## Record set
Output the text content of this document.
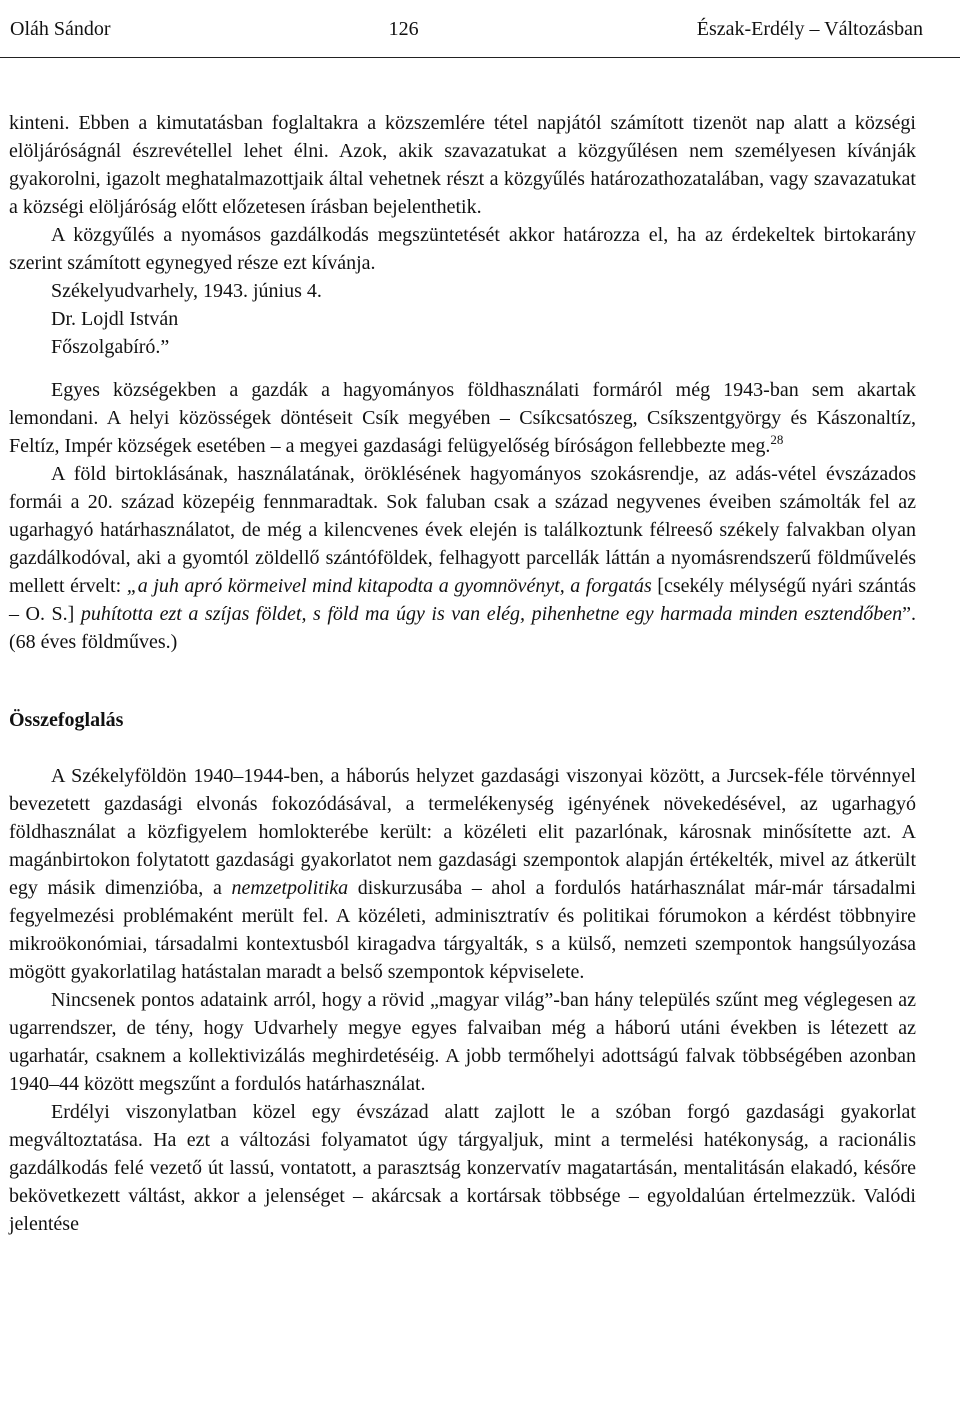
Oláh Sándor	126	Észak-Erdély – Változásban

kinteni. Ebben a kimutatásban foglaltakra a közszemlére tétel napjától számított tizenöt nap alatt a községi elöljáróságnál észrevétellel lehet élni. Azok, akik szavazatukat a közgyűlésen nem személyesen kívánják gyakorolni, igazolt meghatalmazottjaik által vehetnek részt a közgyűlés határozathozatalában, vagy szavazatukat a községi elöljáróság előtt előzetesen írásban bejelenthetik.

A közgyűlés a nyomásos gazdálkodás megszüntetését akkor határozza el, ha az érdekeltek birtokarány szerint számított egynegyed része ezt kívánja.

Székelyudvarhely, 1943. június 4.
Dr. Lojdl István
Főszolgabíró.”

Egyes községekben a gazdák a hagyományos földhasználati formáról még 1943-ban sem akartak lemondani. A helyi közösségek döntéseit Csík megyében – Csíkcsatószeg, Csíkszentgyörgy és Kászonaltíz, Feltíz, Impér községek esetében – a megyei gazdasági felügyelőség bíróságon fellebbezte meg.$^{28}$

A föld birtoklásának, használatának, öröklésének hagyományos szokásrendje, az adás-vétel évszázados formái a 20. század közepéig fennmaradtak. Sok faluban csak a század negyvenes éveiben számolták fel az ugarhagyó határhasználatot, de még a kilencvenes évek elején is találkoztunk félreeső székely falvakban olyan gazdálkodóval, aki a gyomtól zöldellő szántóföldek, felhagyott parcellák láttán a nyomásrendszerű földművelés mellett érvelt: „a juh apró körmeivel mind kitapodta a gyomnövényt, a forgatás [csekély mélységű nyári szántás – O. S.] puhította ezt a szíjas földet, s föld ma úgy is van elég, pihenhetne egy harmada minden esztendőben”. (68 éves földműves.)

Összefoglalás

A Székelyföldön 1940–1944-ben, a háborús helyzet gazdasági viszonyai között, a Jurcsek-féle törvénnyel bevezetett gazdasági elvonás fokozódásával, a termelékenység igényének növekedésével, az ugarhagyó földhasználat a közfigyelem homlokterébe került: a közéleti elit pazarlónak, károsnak minősítette azt. A magánbirtokon folytatott gazdasági gyakorlatot nem gazdasági szempontok alapján értékelték, mivel az átkerült egy másik dimenzióba, a nemzetpolitika diskurzusába – ahol a fordulós határhasználat már-már társadalmi fegyelmezési problémaként merült fel. A közéleti, adminisztratív és politikai fórumokon a kérdést többnyire mikroökonómiai, társadalmi kontextusból kiragadva tárgyalták, s a külső, nemzeti szempontok hangsúlyozása mögött gyakorlatilag hatástalan maradt a belső szempontok képviselete.

Nincsenek pontos adataink arról, hogy a rövid „magyar világ”-ban hány település szűnt meg véglegesen az ugarrendszer, de tény, hogy Udvarhely megye egyes falvaiban még a háború utáni években is létezett az ugarhatár, csaknem a kollektivizálás meghirdetéséig. A jobb termőhelyi adottságú falvak többségében azonban 1940–44 között megszűnt a fordulós határhasználat.

Erdélyi viszonylatban közel egy évszázad alatt zajlott le a szóban forgó gazdasági gyakorlat megváltoztatása. Ha ezt a változási folyamatot úgy tárgyaljuk, mint a termelési hatékonyság, a racionális gazdálkodás felé vezető út lassú, vontatott, a parasztság konzervatív magatartásán, mentalitásán elakadó, későre bekövetkezett váltást, akkor a jelenséget – akárcsak a kortársak többsége – egyoldalúan értelmezzük. Valódi jelentése
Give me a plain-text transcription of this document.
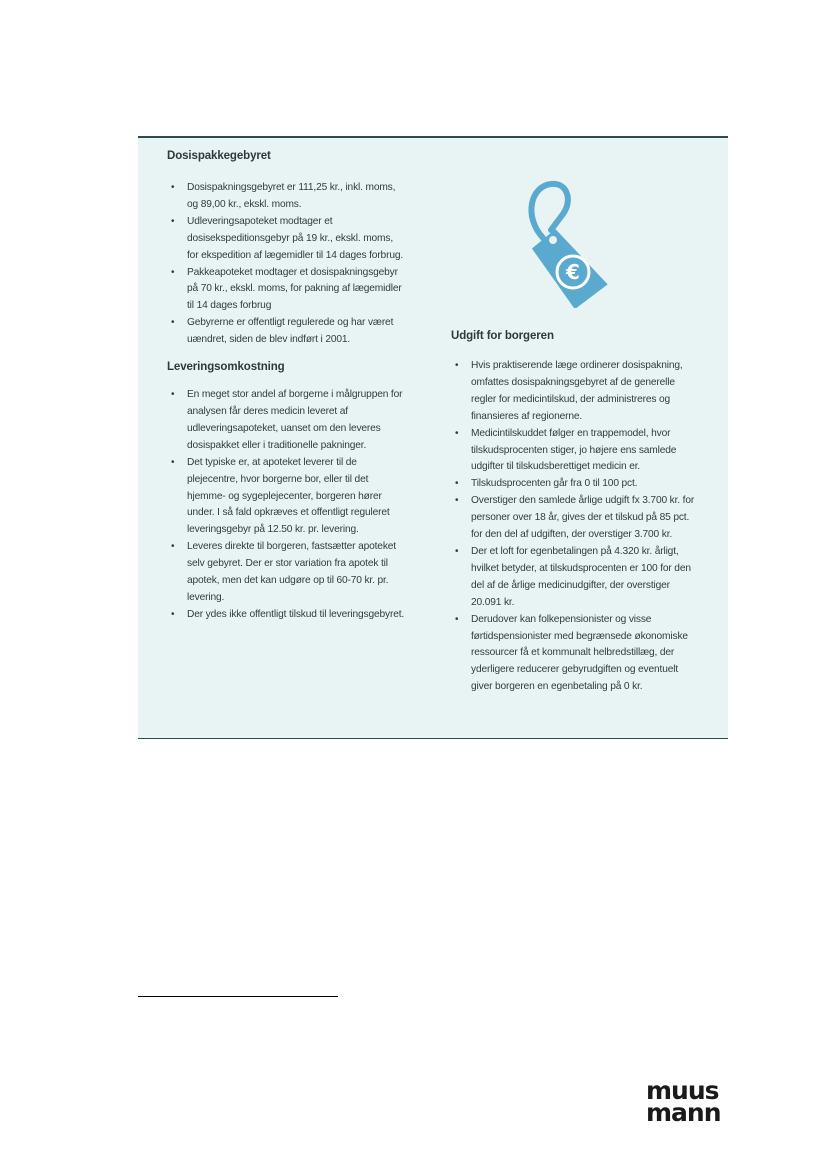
Dosispakkegebyret
• Dosispakningsgebyret er 111,25 kr., inkl. moms, og 89,00 kr., ekskl. moms.
• Udleveringsapoteket modtager et dosisekspeditionsgebyr på 19 kr., ekskl. moms, for ekspedition af lægemidler til 14 dages forbrug.
• Pakkeapoteket modtager et dosispakningsgebyr på 70 kr., ekskl. moms, for pakning af lægemidler til 14 dages forbrug
• Gebyrerne er offentligt regulerede og har været uændret, siden de blev indført i 2001.
Leveringsomkostning
• En meget stor andel af borgerne i målgruppen for analysen får deres medicin leveret af udleveringsapoteket, uanset om den leveres dosispakket eller i traditionelle pakninger.
• Det typiske er, at apoteket leverer til de plejecentre, hvor borgerne bor, eller til det hjemme- og sygeplejecenter, borgeren hører under. I så fald opkræves et offentligt reguleret leveringsgebyr på 12.50 kr. pr. levering.
• Leveres direkte til borgeren, fastsætter apoteket selv gebyret. Der er stor variation fra apotek til apotek, men det kan udgøre op til 60-70 kr. pr. levering.
• Der ydes ikke offentligt tilskud til leveringsgebyret.
€
Udgift for borgeren
• Hvis praktiserende læge ordinerer dosispakning, omfattes dosispakningsgebyret af de generelle regler for medicintilskud, der administreres og finansieres af regionerne.
• Medicintilskuddet følger en trappemodel, hvor tilskudsprocenten stiger, jo højere ens samlede udgifter til tilskudsberettiget medicin er.
• Tilskudsprocenten går fra 0 til 100 pct.
• Overstiger den samlede årlige udgift fx 3.700 kr. for personer over 18 år, gives der et tilskud på 85 pct. for den del af udgiften, der overstiger 3.700 kr.
• Der et loft for egenbetalingen på 4.320 kr. årligt, hvilket betyder, at tilskudsprocenten er 100 for den del af de årlige medicinudgifter, der overstiger 20.091 kr.
• Derudover kan folkepensionister og visse førtidspensionister med begrænsede økonomiske ressourcer få et kommunalt helbredstillæg, der yderligere reducerer gebyrudgiften og eventuelt giver borgeren en egenbetaling på 0 kr.
muus
mann
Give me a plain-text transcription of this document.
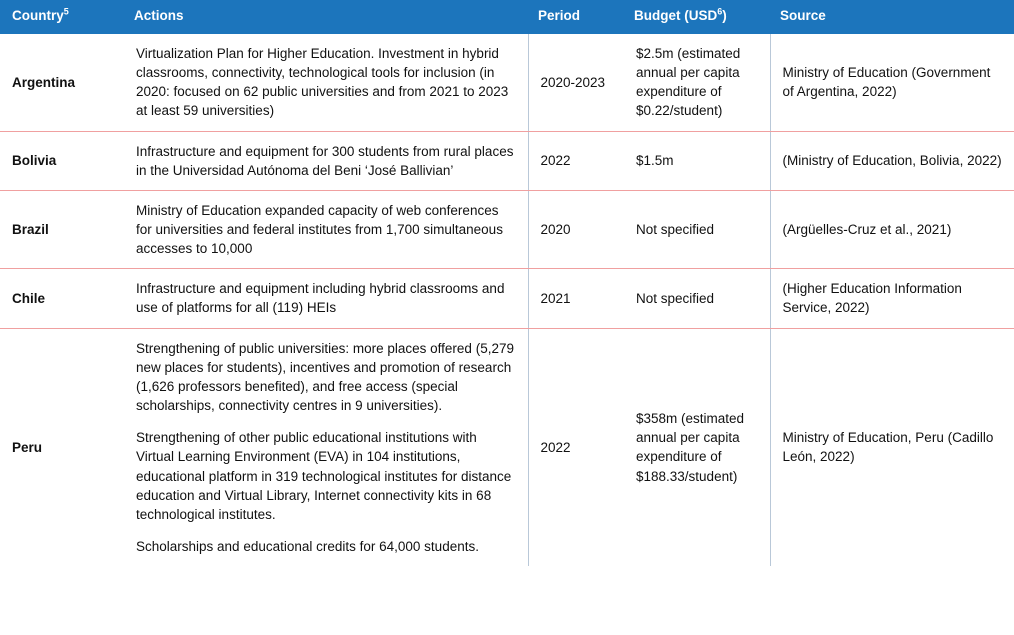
Country$^5$	Actions	Period	Budget (USD$^6$)	Source
Argentina	Virtualization Plan for Higher Education. Investment in hybrid classrooms, connectivity, technological tools for inclusion (in 2020: focused on 62 public universities and from 2021 to 2023 at least 59 universities)	2020-2023	$2.5m (estimated annual per capita expenditure of $0.22/student)	Ministry of Education (Government of Argentina, 2022)
Bolivia	Infrastructure and equipment for 300 students from rural places in the Universidad Autónoma del Beni ‘José Ballivian’	2022	$1.5m	(Ministry of Education, Bolivia, 2022)
Brazil	Ministry of Education expanded capacity of web conferences for universities and federal institutes from 1,700 simultaneous accesses to 10,000	2020	Not specified	(Argüelles-Cruz et al., 2021)
Chile	Infrastructure and equipment including hybrid classrooms and use of platforms for all (119) HEIs	2021	Not specified	(Higher Education Information Service, 2022)
Peru	Strengthening of public universities: more places offered (5,279 new places for students), incentives and promotion of research (1,626 professors benefited), and free access (special scholarships, connectivity centres in 9 universities).

Strengthening of other public educational institutions with Virtual Learning Environment (EVA) in 104 institutions, educational platform in 319 technological institutes for distance education and Virtual Library, Internet connectivity kits in 68 technological institutes.

Scholarships and educational credits for 64,000 students.	2022	$358m (estimated annual per capita expenditure of $188.33/student)	Ministry of Education, Peru (Cadillo León, 2022)
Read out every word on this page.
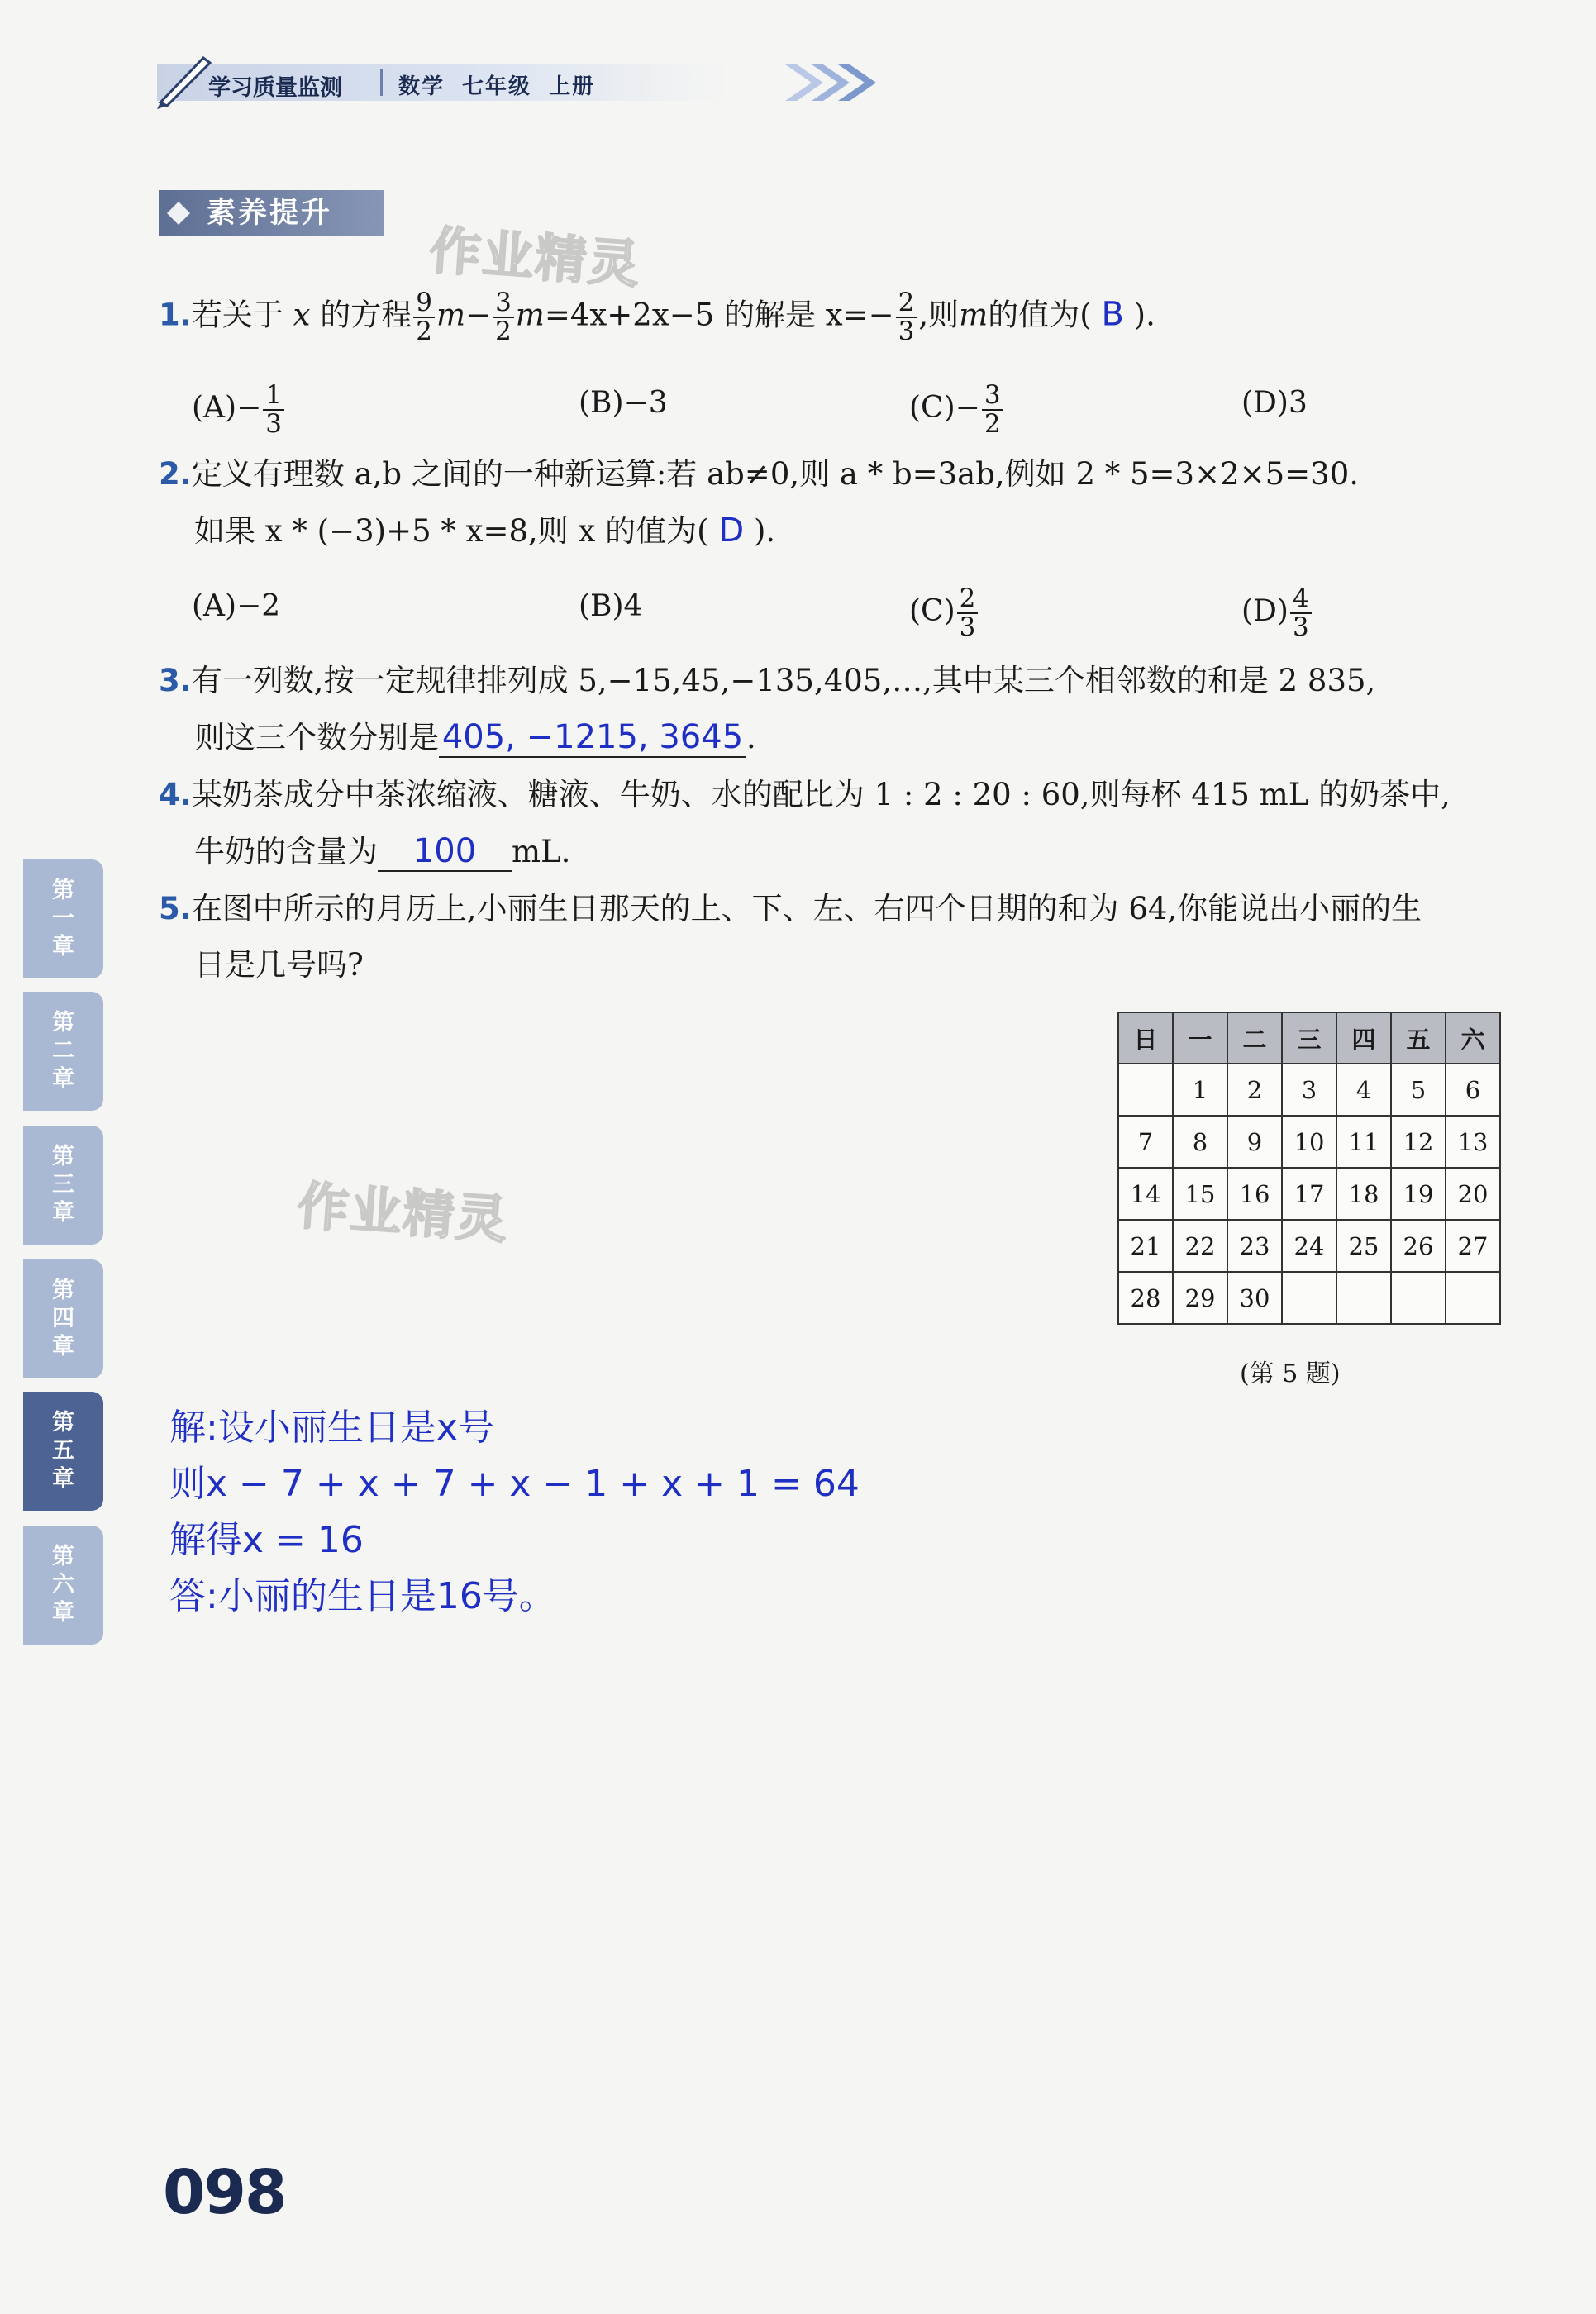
学习质量监测	数学 七年级 上册
素养提升
作业精灵
作业精灵
1.若关于 x 的方程 $\frac{9}{2} m- \frac{3}{2} m=4x+2x-5$ 的解是 $x=- \frac{2}{3}$ ,则m的值为( B ).
$(A)- \frac{1}{3}$	(B)−3	$(C)- \frac{3}{2}$	(D)3
2.定义有理数 a,b 之间的一种新运算:若 ab≠0,则 a * b=3ab,例如 2 * 5=3×2×5=30.
如果 x * (−3)+5 * x=8,则 x 的值为( D ).
(A)−2	(B)4	$(C) \frac{2}{3}$	$(D) \frac{4}{3}$
3.有一列数,按一定规律排列成 5,−15,45,−135,405,…,其中某三个相邻数的和是 2 835,
则这三个数分别是405, −1215, 3645 .
4.某奶茶成分中茶浓缩液、糖液、牛奶、水的配比为 1 : 2 : 20 : 60,则每杯 415 mL 的奶茶中,
牛奶的含量为 100 mL.
5.在图中所示的月历上,小丽生日那天的上、下、左、右四个日期的和为 64,你能说出小丽的生
日是几号吗?
日	一	二	三	四	五	六
	1	2	3	4	5	6
7	8	9	10	11	12	13
14	15	16	17	18	19	20
21	22	23	24	25	26	27
28	29	30				
(第 5 题)
解:设小丽生日是x号
则x − 7 + x + 7 + x − 1 + x + 1 = 64
解得x = 16
答:小丽的生日是16号。
第
一
章
第
二
章
第
三
章
第
四
章
第
五
章
第
六
章
098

## Given instruction
Pick out, from the lines above, every one that contains the string "hvor".

## Correct response
• Det typiske er, at apoteket leverer til de plejecentre, hvor borgerne bor, eller til det hjemme- og sygeplejecenter, borgeren hører under. I så fald opkræves et offentligt reguleret leveringsgebyr på 12.50 kr. pr. levering.
• Medicintilskuddet følger en trappemodel, hvor tilskudsprocenten stiger, jo højere ens samlede udgifter til tilskudsberettiget medicin er.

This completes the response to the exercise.